**Material shown:**

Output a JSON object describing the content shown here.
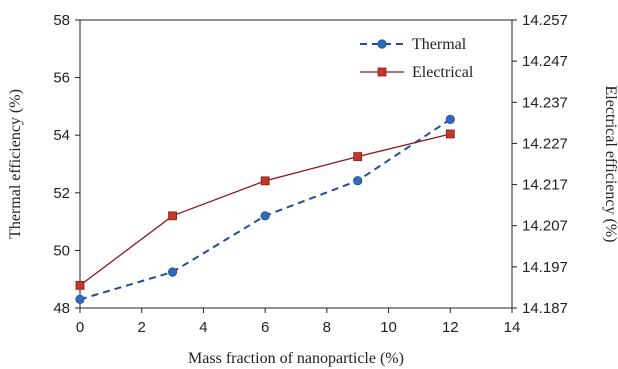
{
  "chart_data": {
    "type": "line",
    "xlabel": "Mass fraction of nanoparticle (%)",
    "ylabel_left": "Thermal efficiency (%)",
    "ylabel_right": "Electrical efficiency (%)",
    "xlim": [
      0,
      14
    ],
    "ylim_left": [
      48,
      58
    ],
    "ylim_right": [
      14.187,
      14.257
    ],
    "x_ticks": [
      "0",
      "2",
      "4",
      "6",
      "8",
      "10",
      "12",
      "14"
    ],
    "y_left_ticks": [
      "48",
      "50",
      "52",
      "54",
      "56",
      "58"
    ],
    "y_right_ticks": [
      "14.187",
      "14.197",
      "14.207",
      "14.217",
      "14.227",
      "14.237",
      "14.247",
      "14.257"
    ],
    "grid": false,
    "legend_position": "top-right",
    "series": [
      {
        "name": "Thermal",
        "axis": "left",
        "style": "dashed",
        "marker": "circle",
        "color": "#1f4e9a",
        "marker_color": "#2e6bb8",
        "x": [
          0,
          3,
          6,
          9,
          12
        ],
        "y": [
          48.3,
          49.25,
          51.2,
          52.42,
          54.55
        ]
      },
      {
        "name": "Electrical",
        "axis": "right",
        "style": "solid",
        "marker": "square",
        "color": "#8b1a1a",
        "marker_color": "#c0392b",
        "x": [
          0,
          3,
          6,
          9,
          12
        ],
        "y": [
          14.1925,
          14.2094,
          14.2179,
          14.2238,
          14.2293
        ]
      }
    ]
  }
}
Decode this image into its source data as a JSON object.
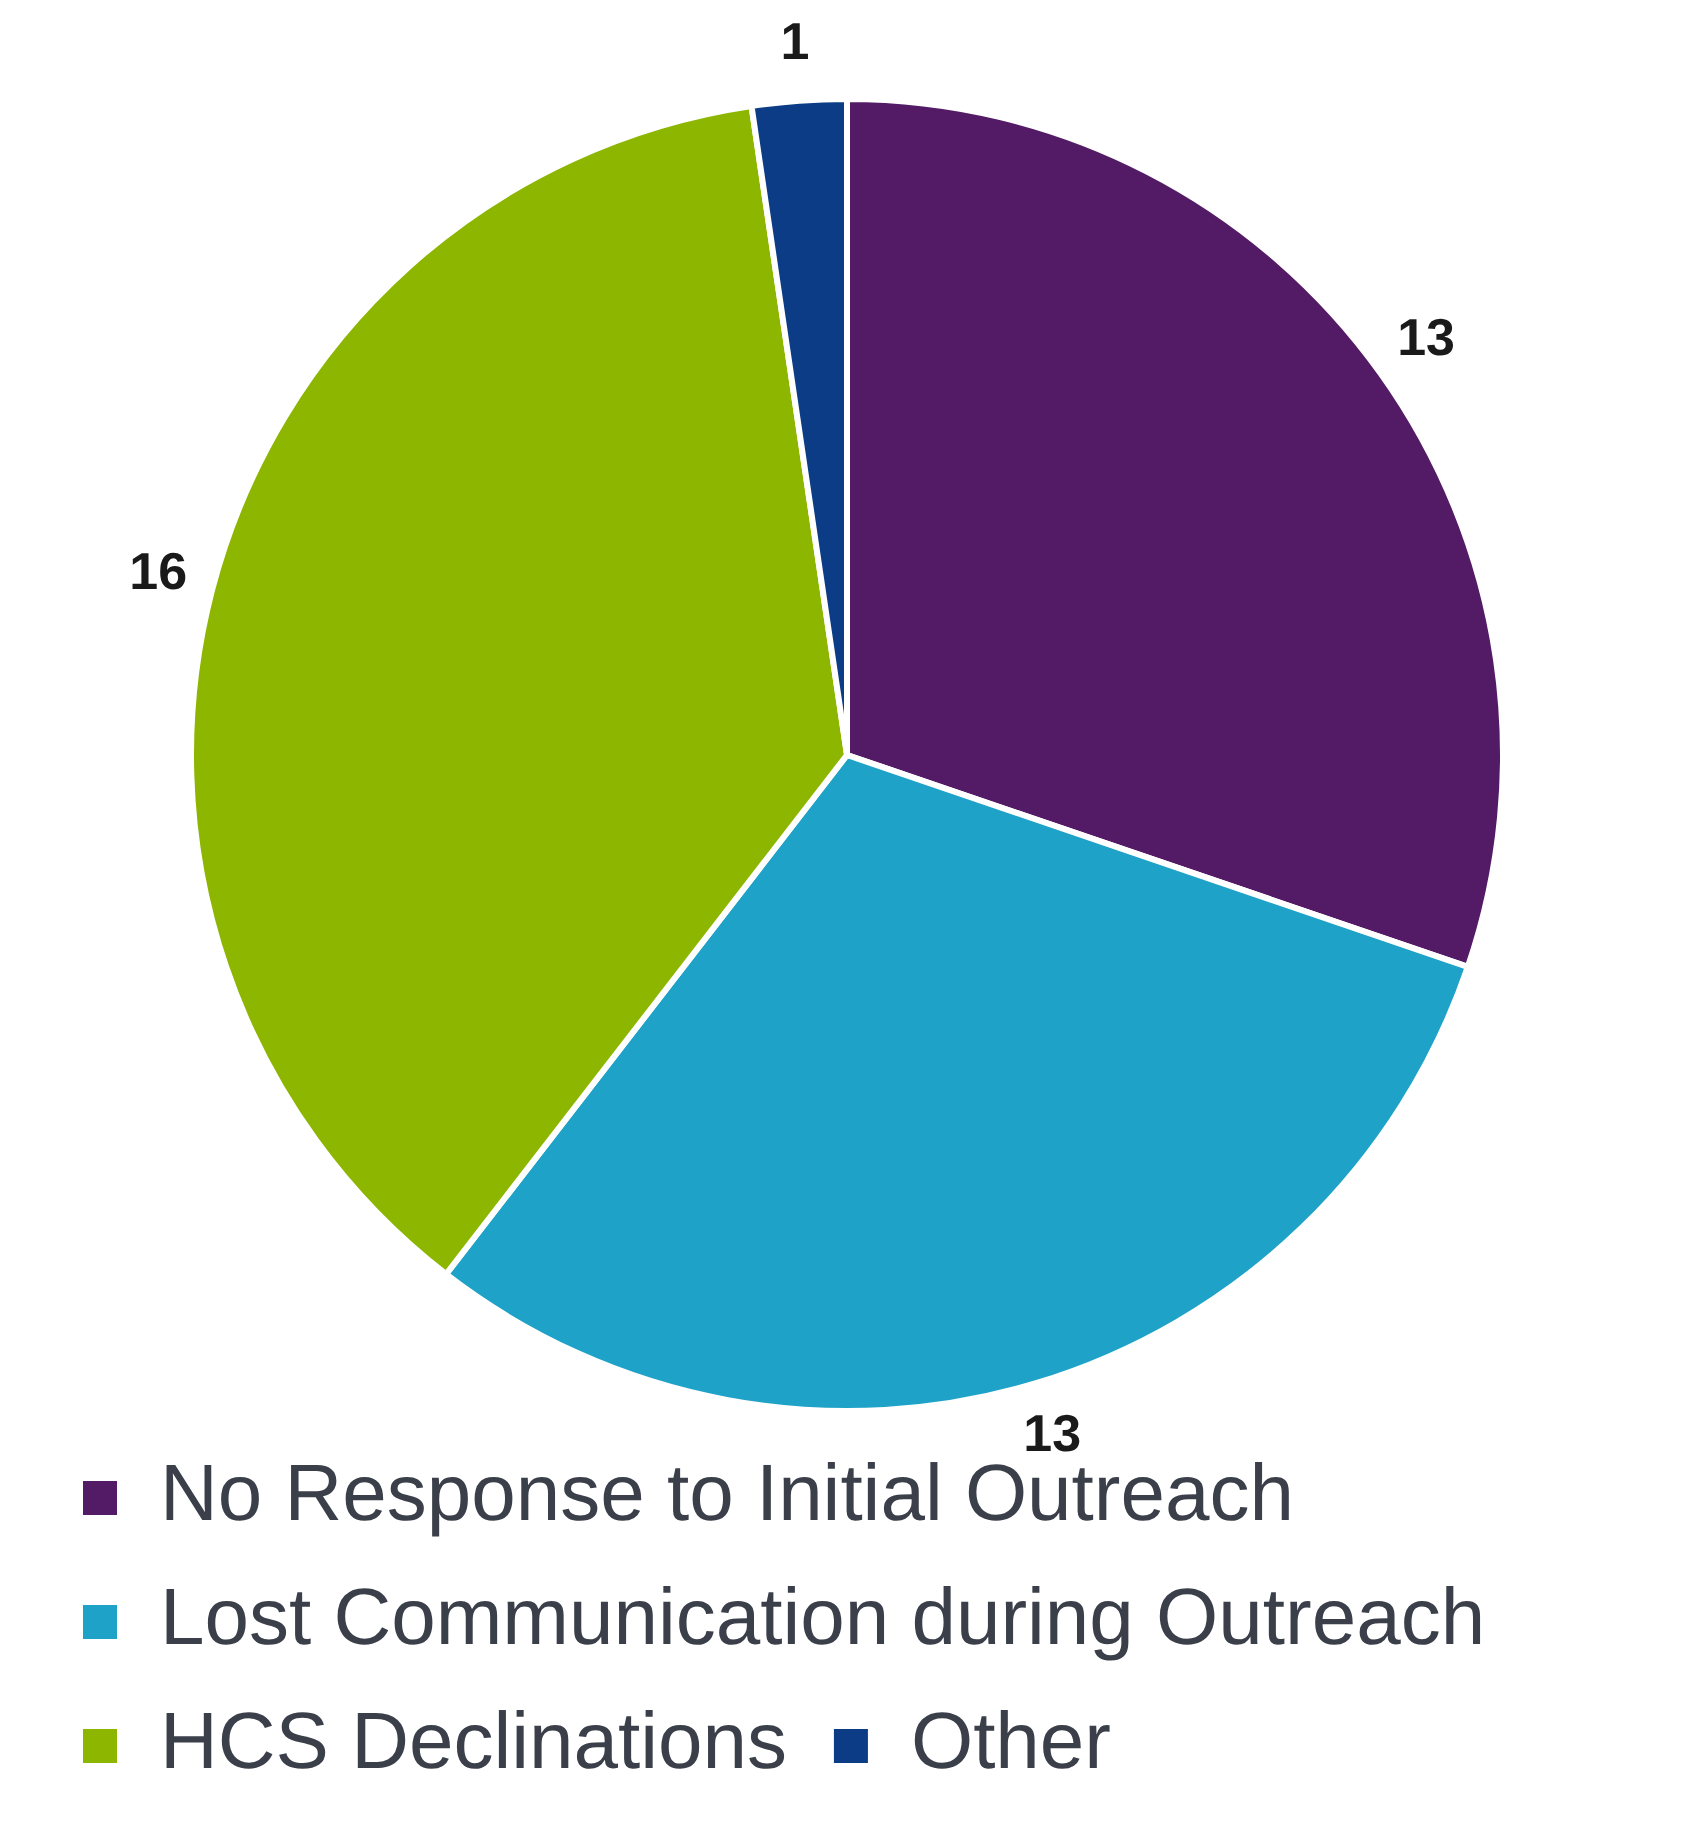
{
  "chart_data": {
    "type": "pie",
    "categories": [
      "No Response to Initial Outreach",
      "Lost Communication during Outreach",
      "HCS Declinations",
      "Other"
    ],
    "values": [
      13,
      13,
      16,
      1
    ],
    "colors": [
      "#531b66",
      "#1fa2c7",
      "#8db600",
      "#0b3c85"
    ],
    "data_labels": true,
    "legend": "bottom"
  }
}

**Task objective:**
Go through the records. Copy each line where "Thermal" appears.

**Written reply:**
    "ylabel_left": "Thermal efficiency (%)",
        "name": "Thermal",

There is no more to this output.